→ **Chart and figure data**:
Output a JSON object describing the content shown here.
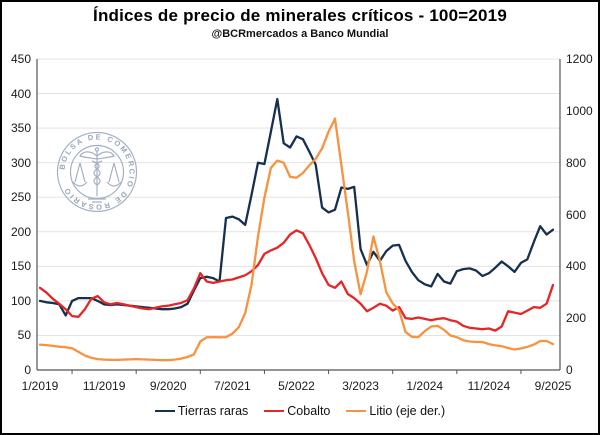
{
  "title": "Índices de precio de minerales críticos - 100=2019",
  "subtitle": "@BCRmercados a Banco Mundial",
  "watermark": {
    "text": "BOLSA DE COMERCIO DE ROSARIO"
  },
  "chart_data": {
    "type": "line",
    "title": "Índices de precio de minerales críticos - 100=2019",
    "subtitle": "@BCRmercados a Banco Mundial",
    "x_start": "1/2019",
    "x_end": "9/2025",
    "x_frequency": "monthly",
    "x_tick_labels": [
      "1/2019",
      "11/2019",
      "9/2020",
      "7/2021",
      "5/2022",
      "3/2023",
      "1/2024",
      "11/2024",
      "9/2025"
    ],
    "left_axis": {
      "min": 0,
      "max": 450,
      "step": 50,
      "tick_labels": [
        "0",
        "50",
        "100",
        "150",
        "200",
        "250",
        "300",
        "350",
        "400",
        "450"
      ]
    },
    "right_axis": {
      "min": 0,
      "max": 1200,
      "step": 200,
      "tick_labels": [
        "0",
        "200",
        "400",
        "600",
        "800",
        "1000",
        "1200"
      ]
    },
    "grid": "horizontal-light",
    "legend_position": "bottom",
    "series": [
      {
        "name": "Tierras raras",
        "axis": "left",
        "color": "#16304e",
        "values": [
          100,
          98,
          97,
          95,
          79,
          100,
          104,
          104,
          104,
          100,
          95,
          94,
          95,
          94,
          93,
          92,
          91,
          90,
          89,
          88,
          88,
          89,
          91,
          96,
          115,
          133,
          135,
          133,
          128,
          220,
          222,
          218,
          210,
          254,
          300,
          298,
          345,
          392,
          328,
          322,
          338,
          334,
          316,
          297,
          235,
          228,
          232,
          264,
          262,
          265,
          175,
          152,
          171,
          158,
          172,
          180,
          181,
          158,
          142,
          130,
          124,
          121,
          139,
          128,
          125,
          143,
          146,
          147,
          144,
          136,
          140,
          148,
          157,
          150,
          142,
          155,
          160,
          185,
          208,
          196,
          203
        ]
      },
      {
        "name": "Cobalto",
        "axis": "left",
        "color": "#e52528",
        "values": [
          119,
          112,
          103,
          96,
          88,
          78,
          77,
          88,
          103,
          107,
          98,
          95,
          97,
          95,
          93,
          91,
          89,
          88,
          90,
          92,
          93,
          95,
          97,
          101,
          118,
          140,
          128,
          126,
          128,
          130,
          131,
          134,
          137,
          143,
          152,
          168,
          173,
          177,
          184,
          196,
          202,
          198,
          181,
          162,
          140,
          123,
          119,
          128,
          110,
          104,
          96,
          85,
          90,
          96,
          93,
          86,
          91,
          75,
          74,
          76,
          74,
          72,
          74,
          75,
          72,
          70,
          64,
          61,
          60,
          59,
          60,
          57,
          63,
          85,
          83,
          81,
          86,
          91,
          90,
          96,
          123
        ]
      },
      {
        "name": "Litio (eje der.)",
        "axis": "right",
        "color": "#f79240",
        "values": [
          98,
          96,
          93,
          90,
          88,
          84,
          70,
          56,
          47,
          42,
          40,
          39,
          39,
          40,
          41,
          42,
          41,
          40,
          39,
          38,
          38,
          40,
          44,
          50,
          60,
          110,
          126,
          127,
          126,
          127,
          140,
          165,
          220,
          330,
          515,
          665,
          780,
          808,
          800,
          745,
          742,
          760,
          790,
          815,
          855,
          920,
          970,
          790,
          610,
          420,
          292,
          380,
          515,
          420,
          300,
          257,
          230,
          147,
          128,
          127,
          150,
          168,
          170,
          155,
          133,
          127,
          115,
          110,
          108,
          108,
          100,
          95,
          92,
          85,
          79,
          83,
          89,
          98,
          112,
          112,
          100
        ]
      }
    ]
  }
}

→ **WHAT TO PRODUCE**:
Output nothing but the number of lines in the data containing the string "Banco".

→ **IN RESPONSE**:
2